* [Brief]: Lines that contain "acid" are to be copied from the material, every one of them.
(Materials provided Opens)
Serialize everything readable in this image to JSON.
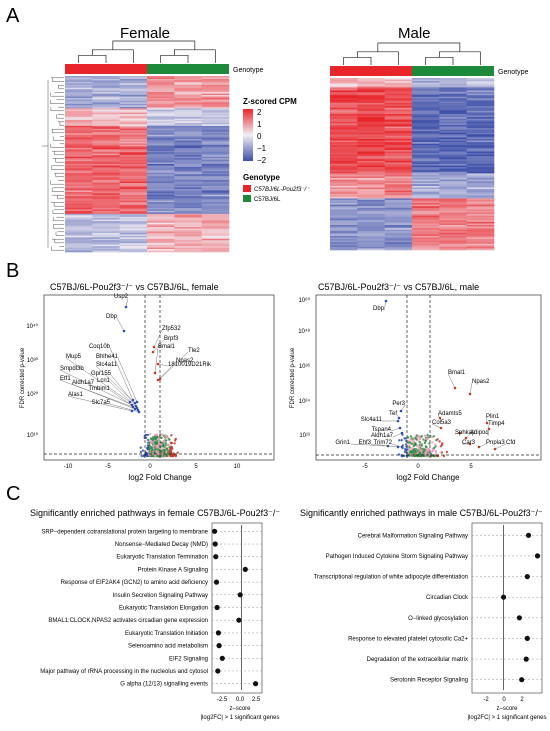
{
  "figure": {
    "panel_labels": [
      "A",
      "B",
      "C"
    ],
    "panel_a": {
      "female_title": "Female",
      "male_title": "Male",
      "genotype_track_label": "Genotype",
      "legend": {
        "scale_title": "Z-scored CPM",
        "ticks": [
          "2",
          "1",
          "0",
          "−1",
          "−2"
        ],
        "genotype_title": "Genotype",
        "genotype_items": [
          {
            "label": "C57BJ/6L-Pou2f3⁻/⁻",
            "color": "#e8252b"
          },
          {
            "label": "C57BJ/6L",
            "color": "#1c8a3a"
          }
        ]
      },
      "colors": {
        "high": "#e8252b",
        "mid": "#f2eef4",
        "low": "#3d4fa8",
        "genotype_ko": "#e8252b",
        "genotype_wt": "#1c8a3a"
      }
    },
    "panel_b": {
      "female": {
        "title": "C57BJ/6L-Pou2f3⁻/⁻ vs C57BJ/6L, female",
        "xlabel": "log2 Fold Change",
        "ylabel": "FDR corrected p-value",
        "xticks": [
          "-10",
          "-5",
          "0",
          "5",
          "10"
        ],
        "yticks": [
          "10¹⁰",
          "10²⁰",
          "10³⁰",
          "10⁴⁰"
        ],
        "labeled_genes": [
          "Usp2",
          "Dbp",
          "Zfp532",
          "Brpf3",
          "1810019D21Rik",
          "Bmal1",
          "Tle2",
          "Npas2",
          "Coq10b",
          "Bhlhe41",
          "Mup5",
          "Slc4a11",
          "Smpdl3b",
          "Gpr155",
          "Etf1",
          "Lcn1",
          "Aldh1a7",
          "Tmbim1",
          "Alas1",
          "Slc7a5"
        ]
      },
      "male": {
        "title": "C57BJ/6L-Pou2f3⁻/⁻ vs C57BJ/6L, male",
        "xlabel": "log2 Fold Change",
        "ylabel": "FDR corrected p-value",
        "xticks": [
          "-5",
          "0",
          "5"
        ],
        "yticks": [
          "10¹²",
          "10²⁴",
          "10³⁶",
          "10⁴⁸",
          "10⁶⁰"
        ],
        "labeled_genes": [
          "Dbp",
          "Bmal1",
          "Npas2",
          "Per3",
          "Tef",
          "Slc4a11",
          "Tspan4",
          "Aldh1a7",
          "Adamts5",
          "Col5a3",
          "Plin1",
          "Timp4",
          "Sphkap",
          "Adipoq",
          "Car3",
          "Pnpla3",
          "Cfd",
          "Grin1",
          "Ehf3",
          "Trim72"
        ]
      }
    },
    "panel_c": {
      "female": {
        "title": "Significantly enriched pathways in female C57BJ/6L-Pou2f3⁻/⁻",
        "xlabel": "z–score",
        "footnote": "|log2FC| > 1 significant genes",
        "xticks": [
          "-2.5",
          "0.0",
          "2.5"
        ],
        "pathways": [
          {
            "label": "SRP−dependent cotranslational protein targeting to membrane",
            "z": -4.2
          },
          {
            "label": "Nonsense−Mediated Decay (NMD)",
            "z": -4.1
          },
          {
            "label": "Eukaryotic Translation Termination",
            "z": -4.0
          },
          {
            "label": "Protein Kinase A Signaling",
            "z": 0.6
          },
          {
            "label": "Response of EIF2AK4 (GCN2) to amino acid deficiency",
            "z": -3.9
          },
          {
            "label": "Insulin Secretion Signaling Pathway",
            "z": -0.2
          },
          {
            "label": "Eukaryotic Translation Elongation",
            "z": -3.8
          },
          {
            "label": "BMAL1:CLOCK,NPAS2 activates circadian gene expression",
            "z": -0.4
          },
          {
            "label": "Eukaryotic Translation Initiation",
            "z": -3.6
          },
          {
            "label": "Selenoamino acid metabolism",
            "z": -3.5
          },
          {
            "label": "EIF2 Signaling",
            "z": -3.0
          },
          {
            "label": "Major pathway of rRNA processing in the nucleolus and cytosol",
            "z": -3.7
          },
          {
            "label": "G alpha (12/13) signalling events",
            "z": 2.2
          }
        ]
      },
      "male": {
        "title": "Significantly enriched pathways in male C57BJ/6L-Pou2f3⁻/⁻",
        "xlabel": "z–score",
        "footnote": "|log2FC| > 1 significant genes",
        "xticks": [
          "-2",
          "0",
          "2"
        ],
        "pathways": [
          {
            "label": "Cerebral Malformation Signaling Pathway",
            "z": 2.2
          },
          {
            "label": "Pathogen Induced Cytokine Storm Signaling Pathway",
            "z": 3.0
          },
          {
            "label": "Transcriptional regulation of white adipocyte differentiation",
            "z": 2.1
          },
          {
            "label": "Circadian Clock",
            "z": 0.0
          },
          {
            "label": "O−linked glycosylation",
            "z": 1.4
          },
          {
            "label": "Response to elevated platelet cytosolic Ca2+",
            "z": 2.1
          },
          {
            "label": "Degradation of the extracellular matrix",
            "z": 2.0
          },
          {
            "label": "Serotonin Receptor Signaling",
            "z": 1.6
          }
        ]
      }
    }
  }
}
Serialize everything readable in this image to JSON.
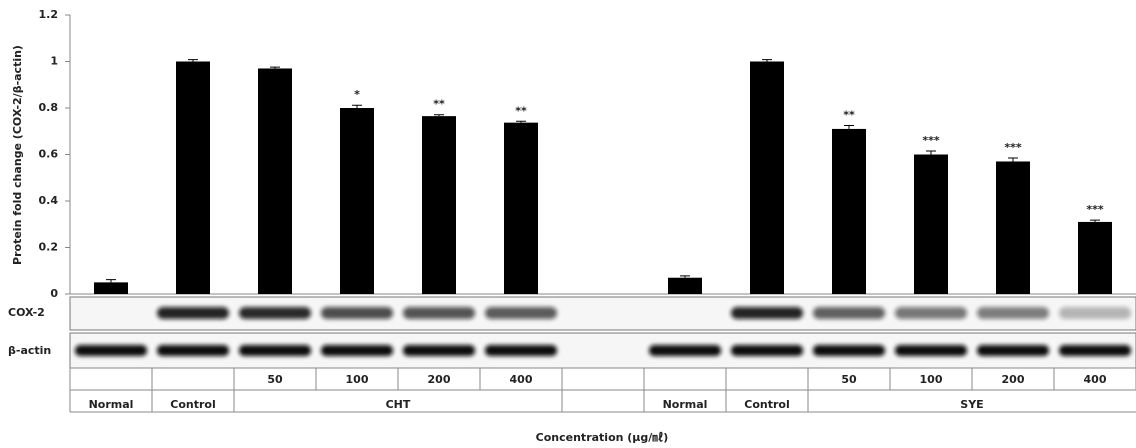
(Materials provided Closes)
* [Finished task]:
            "label": "Response of EIF2AK4 (GCN2) to amino acid deficiency",
            "label": "Selenoamino acid metabolism",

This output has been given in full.